Short problem:
The entries below are to be written out again without alteration.

++++++++++++++++++++

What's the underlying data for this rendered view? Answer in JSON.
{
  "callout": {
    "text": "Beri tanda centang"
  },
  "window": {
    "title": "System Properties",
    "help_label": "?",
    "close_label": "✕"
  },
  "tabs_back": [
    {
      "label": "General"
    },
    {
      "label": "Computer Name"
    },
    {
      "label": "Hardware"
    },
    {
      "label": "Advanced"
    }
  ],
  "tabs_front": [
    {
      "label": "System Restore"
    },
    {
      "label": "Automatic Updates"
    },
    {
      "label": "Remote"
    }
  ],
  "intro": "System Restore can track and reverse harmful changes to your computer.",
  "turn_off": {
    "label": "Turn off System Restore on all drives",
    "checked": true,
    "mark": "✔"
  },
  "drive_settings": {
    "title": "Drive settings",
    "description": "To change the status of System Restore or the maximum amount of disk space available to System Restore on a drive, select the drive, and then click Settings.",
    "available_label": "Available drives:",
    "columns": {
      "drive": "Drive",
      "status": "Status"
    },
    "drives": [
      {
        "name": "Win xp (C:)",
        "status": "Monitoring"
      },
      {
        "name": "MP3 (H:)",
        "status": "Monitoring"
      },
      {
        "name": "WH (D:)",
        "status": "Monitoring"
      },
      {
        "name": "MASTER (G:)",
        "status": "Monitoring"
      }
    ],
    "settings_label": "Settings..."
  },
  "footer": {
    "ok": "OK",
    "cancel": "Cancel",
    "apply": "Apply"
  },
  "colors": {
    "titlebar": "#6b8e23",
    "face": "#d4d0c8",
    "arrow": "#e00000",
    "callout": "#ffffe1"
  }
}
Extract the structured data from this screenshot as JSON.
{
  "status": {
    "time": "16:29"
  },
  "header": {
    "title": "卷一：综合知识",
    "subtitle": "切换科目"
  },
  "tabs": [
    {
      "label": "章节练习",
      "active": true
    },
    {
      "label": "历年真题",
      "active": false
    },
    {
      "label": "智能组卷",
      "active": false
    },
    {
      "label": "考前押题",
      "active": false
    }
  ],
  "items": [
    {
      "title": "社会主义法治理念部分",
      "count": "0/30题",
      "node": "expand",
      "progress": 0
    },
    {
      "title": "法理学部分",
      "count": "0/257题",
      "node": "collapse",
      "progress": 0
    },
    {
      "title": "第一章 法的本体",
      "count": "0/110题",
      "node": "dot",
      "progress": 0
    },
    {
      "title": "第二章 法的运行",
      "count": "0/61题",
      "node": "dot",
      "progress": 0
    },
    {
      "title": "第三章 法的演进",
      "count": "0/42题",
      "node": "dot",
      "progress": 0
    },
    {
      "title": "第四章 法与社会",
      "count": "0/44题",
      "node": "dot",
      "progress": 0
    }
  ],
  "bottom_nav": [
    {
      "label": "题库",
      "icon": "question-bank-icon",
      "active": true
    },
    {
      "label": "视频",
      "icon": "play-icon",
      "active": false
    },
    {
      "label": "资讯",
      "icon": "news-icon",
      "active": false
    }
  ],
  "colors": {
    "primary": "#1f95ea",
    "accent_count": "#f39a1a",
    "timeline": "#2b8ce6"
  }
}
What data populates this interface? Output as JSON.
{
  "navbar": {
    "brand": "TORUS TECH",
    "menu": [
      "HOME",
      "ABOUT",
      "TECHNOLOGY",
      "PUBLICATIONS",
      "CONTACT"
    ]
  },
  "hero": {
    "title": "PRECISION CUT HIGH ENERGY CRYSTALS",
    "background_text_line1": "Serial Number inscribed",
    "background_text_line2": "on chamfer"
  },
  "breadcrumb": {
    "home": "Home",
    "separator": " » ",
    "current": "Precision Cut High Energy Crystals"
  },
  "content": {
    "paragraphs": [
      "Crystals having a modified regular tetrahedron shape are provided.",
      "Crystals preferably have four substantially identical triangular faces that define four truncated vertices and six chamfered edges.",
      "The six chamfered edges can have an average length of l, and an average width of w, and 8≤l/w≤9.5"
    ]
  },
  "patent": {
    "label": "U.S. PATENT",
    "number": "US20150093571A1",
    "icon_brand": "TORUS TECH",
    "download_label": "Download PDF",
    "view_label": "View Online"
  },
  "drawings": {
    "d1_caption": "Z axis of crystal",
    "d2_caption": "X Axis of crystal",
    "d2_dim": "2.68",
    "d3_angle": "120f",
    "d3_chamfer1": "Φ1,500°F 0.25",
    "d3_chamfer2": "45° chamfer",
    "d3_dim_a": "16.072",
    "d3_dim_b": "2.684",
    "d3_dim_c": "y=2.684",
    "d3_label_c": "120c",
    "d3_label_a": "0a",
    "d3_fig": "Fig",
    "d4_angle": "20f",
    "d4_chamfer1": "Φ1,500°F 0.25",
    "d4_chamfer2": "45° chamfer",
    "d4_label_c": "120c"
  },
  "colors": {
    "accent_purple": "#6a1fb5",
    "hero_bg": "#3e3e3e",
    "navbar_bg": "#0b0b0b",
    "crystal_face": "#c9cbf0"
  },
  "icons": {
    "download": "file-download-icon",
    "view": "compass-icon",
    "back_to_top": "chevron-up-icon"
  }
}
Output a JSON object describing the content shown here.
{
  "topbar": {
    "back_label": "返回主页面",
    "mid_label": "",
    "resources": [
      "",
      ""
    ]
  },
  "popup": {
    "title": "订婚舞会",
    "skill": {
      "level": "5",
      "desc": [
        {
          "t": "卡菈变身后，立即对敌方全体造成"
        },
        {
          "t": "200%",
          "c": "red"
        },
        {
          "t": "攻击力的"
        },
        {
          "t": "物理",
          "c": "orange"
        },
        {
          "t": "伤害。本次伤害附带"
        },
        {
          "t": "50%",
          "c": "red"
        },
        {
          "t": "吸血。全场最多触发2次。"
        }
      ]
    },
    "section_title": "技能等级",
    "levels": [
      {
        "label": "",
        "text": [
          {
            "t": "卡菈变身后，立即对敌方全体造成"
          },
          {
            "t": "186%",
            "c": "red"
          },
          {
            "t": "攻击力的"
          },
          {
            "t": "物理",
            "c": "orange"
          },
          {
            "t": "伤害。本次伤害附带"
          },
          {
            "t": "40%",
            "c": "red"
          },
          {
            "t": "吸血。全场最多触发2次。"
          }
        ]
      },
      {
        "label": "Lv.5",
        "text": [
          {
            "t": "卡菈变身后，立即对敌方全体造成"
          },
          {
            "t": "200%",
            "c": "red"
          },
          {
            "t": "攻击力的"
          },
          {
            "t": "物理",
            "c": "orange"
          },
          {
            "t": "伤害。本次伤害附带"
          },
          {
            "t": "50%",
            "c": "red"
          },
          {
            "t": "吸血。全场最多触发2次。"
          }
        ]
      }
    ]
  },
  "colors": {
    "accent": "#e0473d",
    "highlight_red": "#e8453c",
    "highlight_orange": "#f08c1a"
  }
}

++++++++++++++++++++

Solution to this problem:
What's the underlying data for this rendered view? Answer in JSON.
{
  "callout": {
    "text": "Beri tanda centang"
  },
  "window": {
    "title": "System Properties",
    "help_label": "?",
    "close_label": "✕"
  },
  "tabs_back": [
    {
      "label": "General"
    },
    {
      "label": "Computer Name"
    },
    {
      "label": "Hardware"
    },
    {
      "label": "Advanced"
    }
  ],
  "tabs_front": [
    {
      "label": "System Restore"
    },
    {
      "label": "Automatic Updates"
    },
    {
      "label": "Remote"
    }
  ],
  "intro": "System Restore can track and reverse harmful changes to your computer.",
  "turn_off": {
    "label": "Turn off System Restore on all drives",
    "checked": true,
    "mark": "✔"
  },
  "drive_settings": {
    "title": "Drive settings",
    "description": "To change the status of System Restore or the maximum amount of disk space available to System Restore on a drive, select the drive, and then click Settings.",
    "available_label": "Available drives:",
    "columns": {
      "drive": "Drive",
      "status": "Status"
    },
    "drives": [
      {
        "name": "Win xp (C:)",
        "status": "Monitoring"
      },
      {
        "name": "MP3 (H:)",
        "status": "Monitoring"
      },
      {
        "name": "WH (D:)",
        "status": "Monitoring"
      },
      {
        "name": "MASTER (G:)",
        "status": "Monitoring"
      }
    ],
    "settings_label": "Settings..."
  },
  "footer": {
    "ok": "OK",
    "cancel": "Cancel",
    "apply": "Apply"
  },
  "colors": {
    "titlebar": "#6b8e23",
    "face": "#d4d0c8",
    "arrow": "#e00000",
    "callout": "#ffffe1"
  }
}
Extract the structured data from this screenshot as JSON.
{
  "status": {
    "time": "16:29"
  },
  "header": {
    "title": "卷一：综合知识",
    "subtitle": "切换科目"
  },
  "tabs": [
    {
      "label": "章节练习",
      "active": true
    },
    {
      "label": "历年真题",
      "active": false
    },
    {
      "label": "智能组卷",
      "active": false
    },
    {
      "label": "考前押题",
      "active": false
    }
  ],
  "items": [
    {
      "title": "社会主义法治理念部分",
      "count": "0/30题",
      "node": "expand",
      "progress": 0
    },
    {
      "title": "法理学部分",
      "count": "0/257题",
      "node": "collapse",
      "progress": 0
    },
    {
      "title": "第一章 法的本体",
      "count": "0/110题",
      "node": "dot",
      "progress": 0
    },
    {
      "title": "第二章 法的运行",
      "count": "0/61题",
      "node": "dot",
      "progress": 0
    },
    {
      "title": "第三章 法的演进",
      "count": "0/42题",
      "node": "dot",
      "progress": 0
    },
    {
      "title": "第四章 法与社会",
      "count": "0/44题",
      "node": "dot",
      "progress": 0
    }
  ],
  "bottom_nav": [
    {
      "label": "题库",
      "icon": "question-bank-icon",
      "active": true
    },
    {
      "label": "视频",
      "icon": "play-icon",
      "active": false
    },
    {
      "label": "资讯",
      "icon": "news-icon",
      "active": false
    }
  ],
  "colors": {
    "primary": "#1f95ea",
    "accent_count": "#f39a1a",
    "timeline": "#2b8ce6"
  }
}
What data populates this interface? Output as JSON.
{
  "navbar": {
    "brand": "TORUS TECH",
    "menu": [
      "HOME",
      "ABOUT",
      "TECHNOLOGY",
      "PUBLICATIONS",
      "CONTACT"
    ]
  },
  "hero": {
    "title": "PRECISION CUT HIGH ENERGY CRYSTALS",
    "background_text_line1": "Serial Number inscribed",
    "background_text_line2": "on chamfer"
  },
  "breadcrumb": {
    "home": "Home",
    "separator": " » ",
    "current": "Precision Cut High Energy Crystals"
  },
  "content": {
    "paragraphs": [
      "Crystals having a modified regular tetrahedron shape are provided.",
      "Crystals preferably have four substantially identical triangular faces that define four truncated vertices and six chamfered edges.",
      "The six chamfered edges can have an average length of l, and an average width of w, and 8≤l/w≤9.5"
    ]
  },
  "patent": {
    "label": "U.S. PATENT",
    "number": "US20150093571A1",
    "icon_brand": "TORUS TECH",
    "download_label": "Download PDF",
    "view_label": "View Online"
  },
  "drawings": {
    "d1_caption": "Z axis of crystal",
    "d2_caption": "X Axis of crystal",
    "d2_dim": "2.68",
    "d3_angle": "120f",
    "d3_chamfer1": "Φ1,500°F 0.25",
    "d3_chamfer2": "45° chamfer",
    "d3_dim_a": "16.072",
    "d3_dim_b": "2.684",
    "d3_dim_c": "y=2.684",
    "d3_label_c": "120c",
    "d3_label_a": "0a",
    "d3_fig": "Fig",
    "d4_angle": "20f",
    "d4_chamfer1": "Φ1,500°F 0.25",
    "d4_chamfer2": "45° chamfer",
    "d4_label_c": "120c"
  },
  "colors": {
    "accent_purple": "#6a1fb5",
    "hero_bg": "#3e3e3e",
    "navbar_bg": "#0b0b0b",
    "crystal_face": "#c9cbf0"
  },
  "icons": {
    "download": "file-download-icon",
    "view": "compass-icon",
    "back_to_top": "chevron-up-icon"
  }
}
Output a JSON object describing the content shown here.
{
  "topbar": {
    "back_label": "返回主页面",
    "mid_label": "",
    "resources": [
      "",
      ""
    ]
  },
  "popup": {
    "title": "订婚舞会",
    "skill": {
      "level": "5",
      "desc": [
        {
          "t": "卡菈变身后，立即对敌方全体造成"
        },
        {
          "t": "200%",
          "c": "red"
        },
        {
          "t": "攻击力的"
        },
        {
          "t": "物理",
          "c": "orange"
        },
        {
          "t": "伤害。本次伤害附带"
        },
        {
          "t": "50%",
          "c": "red"
        },
        {
          "t": "吸血。全场最多触发2次。"
        }
      ]
    },
    "section_title": "技能等级",
    "levels": [
      {
        "label": "",
        "text": [
          {
            "t": "卡菈变身后，立即对敌方全体造成"
          },
          {
            "t": "186%",
            "c": "red"
          },
          {
            "t": "攻击力的"
          },
          {
            "t": "物理",
            "c": "orange"
          },
          {
            "t": "伤害。本次伤害附带"
          },
          {
            "t": "40%",
            "c": "red"
          },
          {
            "t": "吸血。全场最多触发2次。"
          }
        ]
      },
      {
        "label": "Lv.5",
        "text": [
          {
            "t": "卡菈变身后，立即对敌方全体造成"
          },
          {
            "t": "200%",
            "c": "red"
          },
          {
            "t": "攻击力的"
          },
          {
            "t": "物理",
            "c": "orange"
          },
          {
            "t": "伤害。本次伤害附带"
          },
          {
            "t": "50%",
            "c": "red"
          },
          {
            "t": "吸血。全场最多触发2次。"
          }
        ]
      }
    ]
  },
  "colors": {
    "accent": "#e0473d",
    "highlight_red": "#e8453c",
    "highlight_orange": "#f08c1a"
  }
}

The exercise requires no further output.